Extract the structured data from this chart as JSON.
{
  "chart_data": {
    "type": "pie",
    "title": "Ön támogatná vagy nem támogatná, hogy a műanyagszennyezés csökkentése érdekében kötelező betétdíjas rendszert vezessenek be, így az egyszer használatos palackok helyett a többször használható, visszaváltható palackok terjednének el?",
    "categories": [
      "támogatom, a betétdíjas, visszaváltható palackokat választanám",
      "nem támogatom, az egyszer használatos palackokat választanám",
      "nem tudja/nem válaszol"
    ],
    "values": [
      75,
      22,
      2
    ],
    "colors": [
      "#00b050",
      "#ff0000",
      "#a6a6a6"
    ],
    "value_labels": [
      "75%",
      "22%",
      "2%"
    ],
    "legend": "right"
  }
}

[PROBLEM DETAILS]
Please repeat the listing above in full and exactly.

[SOLUTION]
Extract the structured data from this chart as JSON.
{
  "chart_data": {
    "type": "pie",
    "title": "Ön támogatná vagy nem támogatná, hogy a műanyagszennyezés csökkentése érdekében kötelező betétdíjas rendszert vezessenek be, így az egyszer használatos palackok helyett a többször használható, visszaváltható palackok terjednének el?",
    "categories": [
      "támogatom, a betétdíjas, visszaváltható palackokat választanám",
      "nem támogatom, az egyszer használatos palackokat választanám",
      "nem tudja/nem válaszol"
    ],
    "values": [
      75,
      22,
      2
    ],
    "colors": [
      "#00b050",
      "#ff0000",
      "#a6a6a6"
    ],
    "value_labels": [
      "75%",
      "22%",
      "2%"
    ],
    "legend": "right"
  }
}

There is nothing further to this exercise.